* **TASK REQUIREMENTS**:
Here are some entries; quote each one exactly.

--- Begin ---

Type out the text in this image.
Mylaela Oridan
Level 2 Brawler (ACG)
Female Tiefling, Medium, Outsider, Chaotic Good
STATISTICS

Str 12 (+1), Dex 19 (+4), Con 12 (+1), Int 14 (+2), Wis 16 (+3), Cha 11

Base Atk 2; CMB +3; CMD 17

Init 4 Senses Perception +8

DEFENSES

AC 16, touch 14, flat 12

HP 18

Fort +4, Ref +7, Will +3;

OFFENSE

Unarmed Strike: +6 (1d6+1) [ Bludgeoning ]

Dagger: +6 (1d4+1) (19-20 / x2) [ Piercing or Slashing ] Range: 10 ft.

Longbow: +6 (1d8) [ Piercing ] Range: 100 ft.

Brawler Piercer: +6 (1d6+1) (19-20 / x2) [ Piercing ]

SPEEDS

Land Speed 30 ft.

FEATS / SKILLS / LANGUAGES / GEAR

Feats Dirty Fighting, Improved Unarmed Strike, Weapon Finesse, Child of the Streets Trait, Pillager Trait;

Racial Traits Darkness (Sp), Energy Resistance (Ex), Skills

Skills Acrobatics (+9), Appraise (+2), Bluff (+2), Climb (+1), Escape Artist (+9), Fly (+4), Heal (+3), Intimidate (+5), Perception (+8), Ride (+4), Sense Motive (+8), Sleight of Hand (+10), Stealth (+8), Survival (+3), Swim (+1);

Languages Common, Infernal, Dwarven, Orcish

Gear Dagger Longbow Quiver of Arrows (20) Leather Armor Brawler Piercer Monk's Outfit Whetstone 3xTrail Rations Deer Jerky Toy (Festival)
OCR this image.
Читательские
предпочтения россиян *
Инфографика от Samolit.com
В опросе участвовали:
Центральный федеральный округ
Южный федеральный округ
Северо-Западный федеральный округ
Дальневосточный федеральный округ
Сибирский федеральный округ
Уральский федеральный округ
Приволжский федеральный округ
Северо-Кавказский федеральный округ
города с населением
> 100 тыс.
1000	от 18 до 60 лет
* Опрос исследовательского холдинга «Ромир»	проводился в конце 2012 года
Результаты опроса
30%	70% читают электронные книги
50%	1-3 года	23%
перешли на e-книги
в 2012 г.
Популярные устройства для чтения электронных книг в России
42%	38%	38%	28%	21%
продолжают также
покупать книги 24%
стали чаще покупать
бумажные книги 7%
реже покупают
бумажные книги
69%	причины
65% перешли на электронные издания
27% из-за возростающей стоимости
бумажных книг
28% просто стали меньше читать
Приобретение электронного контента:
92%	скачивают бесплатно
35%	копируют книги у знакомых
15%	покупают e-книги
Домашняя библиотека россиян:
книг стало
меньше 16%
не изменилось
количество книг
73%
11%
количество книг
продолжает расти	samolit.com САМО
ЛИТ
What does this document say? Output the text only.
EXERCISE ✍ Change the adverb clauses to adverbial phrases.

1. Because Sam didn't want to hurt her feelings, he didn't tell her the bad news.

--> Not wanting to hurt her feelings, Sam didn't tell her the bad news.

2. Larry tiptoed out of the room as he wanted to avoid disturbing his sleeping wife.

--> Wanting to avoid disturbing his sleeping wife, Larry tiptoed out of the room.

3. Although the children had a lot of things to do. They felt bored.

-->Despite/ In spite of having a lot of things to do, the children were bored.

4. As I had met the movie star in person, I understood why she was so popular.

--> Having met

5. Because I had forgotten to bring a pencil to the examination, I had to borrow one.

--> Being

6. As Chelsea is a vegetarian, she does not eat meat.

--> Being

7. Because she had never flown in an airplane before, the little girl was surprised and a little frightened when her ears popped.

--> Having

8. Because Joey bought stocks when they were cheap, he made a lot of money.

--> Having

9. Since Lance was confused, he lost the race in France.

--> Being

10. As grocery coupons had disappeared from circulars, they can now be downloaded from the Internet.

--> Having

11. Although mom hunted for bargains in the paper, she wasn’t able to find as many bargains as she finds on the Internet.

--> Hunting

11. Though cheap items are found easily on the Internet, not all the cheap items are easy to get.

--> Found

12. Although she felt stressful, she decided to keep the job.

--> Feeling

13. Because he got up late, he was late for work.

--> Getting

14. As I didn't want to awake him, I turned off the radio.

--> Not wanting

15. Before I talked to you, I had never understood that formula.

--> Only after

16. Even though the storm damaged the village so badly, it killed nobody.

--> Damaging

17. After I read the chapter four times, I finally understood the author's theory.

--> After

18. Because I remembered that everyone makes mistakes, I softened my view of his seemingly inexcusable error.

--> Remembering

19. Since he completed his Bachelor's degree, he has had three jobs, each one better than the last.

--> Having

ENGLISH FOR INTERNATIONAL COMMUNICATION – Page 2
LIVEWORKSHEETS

--- End ---

* **SOLUTION BELOW**:
Type out the text in this image.
Mylaela Oridan
Level 2 Brawler (ACG)
Female Tiefling, Medium, Outsider, Chaotic Good
STATISTICS

Str 12 (+1), Dex 19 (+4), Con 12 (+1), Int 14 (+2), Wis 16 (+3), Cha 11

Base Atk 2; CMB +3; CMD 17

Init 4 Senses Perception +8

DEFENSES

AC 16, touch 14, flat 12

HP 18

Fort +4, Ref +7, Will +3;

OFFENSE

Unarmed Strike: +6 (1d6+1) [ Bludgeoning ]

Dagger: +6 (1d4+1) (19-20 / x2) [ Piercing or Slashing ] Range: 10 ft.

Longbow: +6 (1d8) [ Piercing ] Range: 100 ft.

Brawler Piercer: +6 (1d6+1) (19-20 / x2) [ Piercing ]

SPEEDS

Land Speed 30 ft.

FEATS / SKILLS / LANGUAGES / GEAR

Feats Dirty Fighting, Improved Unarmed Strike, Weapon Finesse, Child of the Streets Trait, Pillager Trait;

Racial Traits Darkness (Sp), Energy Resistance (Ex), Skills

Skills Acrobatics (+9), Appraise (+2), Bluff (+2), Climb (+1), Escape Artist (+9), Fly (+4), Heal (+3), Intimidate (+5), Perception (+8), Ride (+4), Sense Motive (+8), Sleight of Hand (+10), Stealth (+8), Survival (+3), Swim (+1);

Languages Common, Infernal, Dwarven, Orcish

Gear Dagger Longbow Quiver of Arrows (20) Leather Armor Brawler Piercer Monk's Outfit Whetstone 3xTrail Rations Deer Jerky Toy (Festival)
OCR this image.
Читательские
предпочтения россиян *
Инфографика от Samolit.com
В опросе участвовали:
Центральный федеральный округ
Южный федеральный округ
Северо-Западный федеральный округ
Дальневосточный федеральный округ
Сибирский федеральный округ
Уральский федеральный округ
Приволжский федеральный округ
Северо-Кавказский федеральный округ
города с населением
> 100 тыс.
1000	от 18 до 60 лет
* Опрос исследовательского холдинга «Ромир»	проводился в конце 2012 года
Результаты опроса
30%	70% читают электронные книги
50%	1-3 года	23%
перешли на e-книги
в 2012 г.
Популярные устройства для чтения электронных книг в России
42%	38%	38%	28%	21%
продолжают также
покупать книги 24%
стали чаще покупать
бумажные книги 7%
реже покупают
бумажные книги
69%	причины
65% перешли на электронные издания
27% из-за возростающей стоимости
бумажных книг
28% просто стали меньше читать
Приобретение электронного контента:
92%	скачивают бесплатно
35%	копируют книги у знакомых
15%	покупают e-книги
Домашняя библиотека россиян:
книг стало
меньше 16%
не изменилось
количество книг
73%
11%
количество книг
продолжает расти	samolit.com САМО
ЛИТ
What does this document say? Output the text only.
EXERCISE ✍ Change the adverb clauses to adverbial phrases.

1. Because Sam didn't want to hurt her feelings, he didn't tell her the bad news.

--> Not wanting to hurt her feelings, Sam didn't tell her the bad news.

2. Larry tiptoed out of the room as he wanted to avoid disturbing his sleeping wife.

--> Wanting to avoid disturbing his sleeping wife, Larry tiptoed out of the room.

3. Although the children had a lot of things to do. They felt bored.

-->Despite/ In spite of having a lot of things to do, the children were bored.

4. As I had met the movie star in person, I understood why she was so popular.

--> Having met

5. Because I had forgotten to bring a pencil to the examination, I had to borrow one.

--> Being

6. As Chelsea is a vegetarian, she does not eat meat.

--> Being

7. Because she had never flown in an airplane before, the little girl was surprised and a little frightened when her ears popped.

--> Having

8. Because Joey bought stocks when they were cheap, he made a lot of money.

--> Having

9. Since Lance was confused, he lost the race in France.

--> Being

10. As grocery coupons had disappeared from circulars, they can now be downloaded from the Internet.

--> Having

11. Although mom hunted for bargains in the paper, she wasn’t able to find as many bargains as she finds on the Internet.

--> Hunting

11. Though cheap items are found easily on the Internet, not all the cheap items are easy to get.

--> Found

12. Although she felt stressful, she decided to keep the job.

--> Feeling

13. Because he got up late, he was late for work.

--> Getting

14. As I didn't want to awake him, I turned off the radio.

--> Not wanting

15. Before I talked to you, I had never understood that formula.

--> Only after

16. Even though the storm damaged the village so badly, it killed nobody.

--> Damaging

17. After I read the chapter four times, I finally understood the author's theory.

--> After

18. Because I remembered that everyone makes mistakes, I softened my view of his seemingly inexcusable error.

--> Remembering

19. Since he completed his Bachelor's degree, he has had three jobs, each one better than the last.

--> Having

ENGLISH FOR INTERNATIONAL COMMUNICATION – Page 2
LIVEWORKSHEETS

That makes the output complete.